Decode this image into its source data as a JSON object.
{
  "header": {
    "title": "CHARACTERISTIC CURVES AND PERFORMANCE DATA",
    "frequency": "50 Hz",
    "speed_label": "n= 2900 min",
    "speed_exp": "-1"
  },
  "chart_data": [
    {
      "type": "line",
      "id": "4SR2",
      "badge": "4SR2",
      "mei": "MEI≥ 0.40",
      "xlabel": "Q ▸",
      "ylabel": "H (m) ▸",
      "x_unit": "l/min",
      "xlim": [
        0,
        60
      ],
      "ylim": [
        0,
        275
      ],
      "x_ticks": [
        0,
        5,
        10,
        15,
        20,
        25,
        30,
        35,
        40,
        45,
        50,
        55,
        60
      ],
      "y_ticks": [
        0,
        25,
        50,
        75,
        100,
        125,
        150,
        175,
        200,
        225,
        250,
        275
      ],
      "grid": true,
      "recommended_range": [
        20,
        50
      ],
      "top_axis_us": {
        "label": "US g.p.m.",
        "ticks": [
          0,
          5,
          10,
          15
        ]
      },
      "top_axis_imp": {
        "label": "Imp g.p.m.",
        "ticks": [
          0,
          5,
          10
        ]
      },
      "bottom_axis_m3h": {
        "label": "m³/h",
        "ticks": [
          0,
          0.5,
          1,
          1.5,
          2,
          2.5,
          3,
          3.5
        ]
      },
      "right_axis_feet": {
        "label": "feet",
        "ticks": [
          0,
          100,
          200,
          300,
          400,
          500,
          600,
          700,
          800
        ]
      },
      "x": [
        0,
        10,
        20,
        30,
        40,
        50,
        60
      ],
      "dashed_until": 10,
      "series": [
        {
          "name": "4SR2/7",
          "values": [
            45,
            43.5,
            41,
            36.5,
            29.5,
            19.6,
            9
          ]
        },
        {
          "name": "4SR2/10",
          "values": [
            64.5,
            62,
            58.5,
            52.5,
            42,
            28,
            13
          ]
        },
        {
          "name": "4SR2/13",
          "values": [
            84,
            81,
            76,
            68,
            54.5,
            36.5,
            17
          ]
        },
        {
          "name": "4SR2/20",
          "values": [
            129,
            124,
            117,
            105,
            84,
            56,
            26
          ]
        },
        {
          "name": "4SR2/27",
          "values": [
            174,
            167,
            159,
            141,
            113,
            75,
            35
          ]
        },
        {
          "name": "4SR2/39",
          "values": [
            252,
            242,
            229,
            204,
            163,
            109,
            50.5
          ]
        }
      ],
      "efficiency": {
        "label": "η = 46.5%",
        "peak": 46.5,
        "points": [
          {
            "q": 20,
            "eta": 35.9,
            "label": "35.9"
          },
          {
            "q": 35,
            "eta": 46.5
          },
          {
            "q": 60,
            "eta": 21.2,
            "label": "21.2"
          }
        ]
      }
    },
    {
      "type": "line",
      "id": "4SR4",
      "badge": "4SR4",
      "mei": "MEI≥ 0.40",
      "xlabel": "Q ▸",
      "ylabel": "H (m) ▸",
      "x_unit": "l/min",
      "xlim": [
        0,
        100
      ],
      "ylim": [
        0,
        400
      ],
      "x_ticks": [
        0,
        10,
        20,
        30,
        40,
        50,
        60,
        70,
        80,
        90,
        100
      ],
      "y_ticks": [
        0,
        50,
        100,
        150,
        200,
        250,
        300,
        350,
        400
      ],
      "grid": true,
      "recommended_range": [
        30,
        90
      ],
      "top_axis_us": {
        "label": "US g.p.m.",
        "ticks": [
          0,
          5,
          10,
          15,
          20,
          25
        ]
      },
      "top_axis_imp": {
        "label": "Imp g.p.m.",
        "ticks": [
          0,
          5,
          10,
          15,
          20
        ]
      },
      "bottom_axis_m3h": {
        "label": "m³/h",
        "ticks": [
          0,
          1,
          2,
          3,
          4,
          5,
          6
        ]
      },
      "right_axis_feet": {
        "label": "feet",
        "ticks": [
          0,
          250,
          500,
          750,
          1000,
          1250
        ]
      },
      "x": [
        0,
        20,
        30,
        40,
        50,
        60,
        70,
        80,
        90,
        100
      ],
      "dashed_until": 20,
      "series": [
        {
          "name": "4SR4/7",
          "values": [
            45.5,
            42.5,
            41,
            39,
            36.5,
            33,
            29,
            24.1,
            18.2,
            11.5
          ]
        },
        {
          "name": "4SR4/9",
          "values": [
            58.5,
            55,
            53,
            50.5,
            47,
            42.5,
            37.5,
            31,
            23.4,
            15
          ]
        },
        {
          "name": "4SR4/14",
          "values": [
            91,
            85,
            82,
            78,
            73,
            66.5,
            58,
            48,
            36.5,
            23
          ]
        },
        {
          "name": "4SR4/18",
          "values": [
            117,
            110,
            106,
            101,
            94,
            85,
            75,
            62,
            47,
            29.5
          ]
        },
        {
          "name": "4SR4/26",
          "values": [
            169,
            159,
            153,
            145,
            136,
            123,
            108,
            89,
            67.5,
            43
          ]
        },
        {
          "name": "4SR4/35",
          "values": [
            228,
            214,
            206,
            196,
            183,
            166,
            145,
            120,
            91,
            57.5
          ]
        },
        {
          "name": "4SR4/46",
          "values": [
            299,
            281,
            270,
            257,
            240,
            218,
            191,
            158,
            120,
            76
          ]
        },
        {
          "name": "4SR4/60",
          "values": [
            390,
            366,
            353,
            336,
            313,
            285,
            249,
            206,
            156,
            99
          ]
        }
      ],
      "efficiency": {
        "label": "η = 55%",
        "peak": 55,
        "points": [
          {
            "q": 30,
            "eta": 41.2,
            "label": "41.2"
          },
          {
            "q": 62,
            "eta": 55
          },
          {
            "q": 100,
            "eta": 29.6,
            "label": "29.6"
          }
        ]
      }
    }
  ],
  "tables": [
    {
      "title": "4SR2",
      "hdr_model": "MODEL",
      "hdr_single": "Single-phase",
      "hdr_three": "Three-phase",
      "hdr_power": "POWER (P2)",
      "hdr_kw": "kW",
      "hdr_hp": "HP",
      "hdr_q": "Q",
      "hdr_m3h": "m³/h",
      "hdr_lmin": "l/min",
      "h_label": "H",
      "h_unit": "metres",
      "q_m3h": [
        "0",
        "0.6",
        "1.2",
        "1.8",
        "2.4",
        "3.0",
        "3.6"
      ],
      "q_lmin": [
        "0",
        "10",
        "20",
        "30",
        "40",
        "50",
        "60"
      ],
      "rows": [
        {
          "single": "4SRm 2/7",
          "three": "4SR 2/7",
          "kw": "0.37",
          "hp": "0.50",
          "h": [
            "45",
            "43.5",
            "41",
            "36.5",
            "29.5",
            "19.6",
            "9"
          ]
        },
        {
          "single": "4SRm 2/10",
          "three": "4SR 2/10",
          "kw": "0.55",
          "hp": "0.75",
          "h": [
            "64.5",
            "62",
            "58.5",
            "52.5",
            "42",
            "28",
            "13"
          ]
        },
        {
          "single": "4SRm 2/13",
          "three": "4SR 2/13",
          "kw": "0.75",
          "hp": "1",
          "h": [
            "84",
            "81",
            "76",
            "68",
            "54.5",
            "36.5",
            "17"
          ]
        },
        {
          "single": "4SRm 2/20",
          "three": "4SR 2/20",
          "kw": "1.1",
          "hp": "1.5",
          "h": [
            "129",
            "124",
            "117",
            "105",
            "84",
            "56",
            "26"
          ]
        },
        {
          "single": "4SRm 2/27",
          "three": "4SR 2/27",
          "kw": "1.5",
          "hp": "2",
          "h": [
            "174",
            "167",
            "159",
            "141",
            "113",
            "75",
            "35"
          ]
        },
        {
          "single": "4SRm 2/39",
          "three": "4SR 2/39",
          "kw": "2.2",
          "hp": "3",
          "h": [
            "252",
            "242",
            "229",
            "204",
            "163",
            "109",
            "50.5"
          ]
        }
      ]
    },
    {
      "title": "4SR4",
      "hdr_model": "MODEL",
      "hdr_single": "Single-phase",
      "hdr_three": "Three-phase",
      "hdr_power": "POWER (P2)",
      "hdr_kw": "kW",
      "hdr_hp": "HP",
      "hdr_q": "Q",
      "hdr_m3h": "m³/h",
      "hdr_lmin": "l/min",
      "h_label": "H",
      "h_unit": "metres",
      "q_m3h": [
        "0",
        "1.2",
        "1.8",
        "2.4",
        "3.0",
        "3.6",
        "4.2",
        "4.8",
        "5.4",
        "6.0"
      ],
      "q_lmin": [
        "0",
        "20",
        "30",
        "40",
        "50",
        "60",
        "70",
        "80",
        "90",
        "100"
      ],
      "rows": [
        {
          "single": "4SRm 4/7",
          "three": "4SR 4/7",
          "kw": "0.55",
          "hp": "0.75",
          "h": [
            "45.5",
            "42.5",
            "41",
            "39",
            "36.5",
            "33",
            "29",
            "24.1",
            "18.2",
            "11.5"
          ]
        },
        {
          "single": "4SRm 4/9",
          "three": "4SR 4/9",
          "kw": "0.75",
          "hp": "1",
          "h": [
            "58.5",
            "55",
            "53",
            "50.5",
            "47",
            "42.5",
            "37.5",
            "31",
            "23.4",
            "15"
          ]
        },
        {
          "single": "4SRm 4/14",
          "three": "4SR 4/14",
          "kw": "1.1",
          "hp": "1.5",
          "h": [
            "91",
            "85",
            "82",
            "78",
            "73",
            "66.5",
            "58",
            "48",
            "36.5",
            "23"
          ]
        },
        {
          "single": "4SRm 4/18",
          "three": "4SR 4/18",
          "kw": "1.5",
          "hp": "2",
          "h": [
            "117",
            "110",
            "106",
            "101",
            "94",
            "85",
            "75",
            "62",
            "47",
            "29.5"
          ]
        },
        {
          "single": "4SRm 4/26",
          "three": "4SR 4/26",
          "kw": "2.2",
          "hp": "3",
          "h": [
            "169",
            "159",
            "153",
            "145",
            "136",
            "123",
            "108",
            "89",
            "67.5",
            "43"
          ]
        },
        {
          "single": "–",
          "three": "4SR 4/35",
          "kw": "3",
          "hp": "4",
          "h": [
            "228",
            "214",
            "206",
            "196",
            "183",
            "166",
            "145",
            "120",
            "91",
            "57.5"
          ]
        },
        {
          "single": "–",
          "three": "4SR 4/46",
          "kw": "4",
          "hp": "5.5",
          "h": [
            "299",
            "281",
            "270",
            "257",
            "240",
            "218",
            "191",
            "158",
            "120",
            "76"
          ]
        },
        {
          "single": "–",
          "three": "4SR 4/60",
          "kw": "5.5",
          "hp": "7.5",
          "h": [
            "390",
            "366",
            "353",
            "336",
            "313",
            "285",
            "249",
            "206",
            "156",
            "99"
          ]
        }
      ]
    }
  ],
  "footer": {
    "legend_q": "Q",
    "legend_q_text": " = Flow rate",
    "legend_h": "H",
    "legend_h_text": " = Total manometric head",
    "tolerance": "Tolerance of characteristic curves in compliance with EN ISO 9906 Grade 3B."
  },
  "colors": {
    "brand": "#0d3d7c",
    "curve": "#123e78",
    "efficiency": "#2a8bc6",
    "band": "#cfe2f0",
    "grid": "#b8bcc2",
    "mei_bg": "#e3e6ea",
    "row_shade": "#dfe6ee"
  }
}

....

(Problem requirements) Look through the entries above; copy every line holding the string "title".

(Output for this exercise)
    "title": "CHARACTERISTIC CURVES AND PERFORMANCE DATA",
      "title": "4SR2",
      "title": "4SR4",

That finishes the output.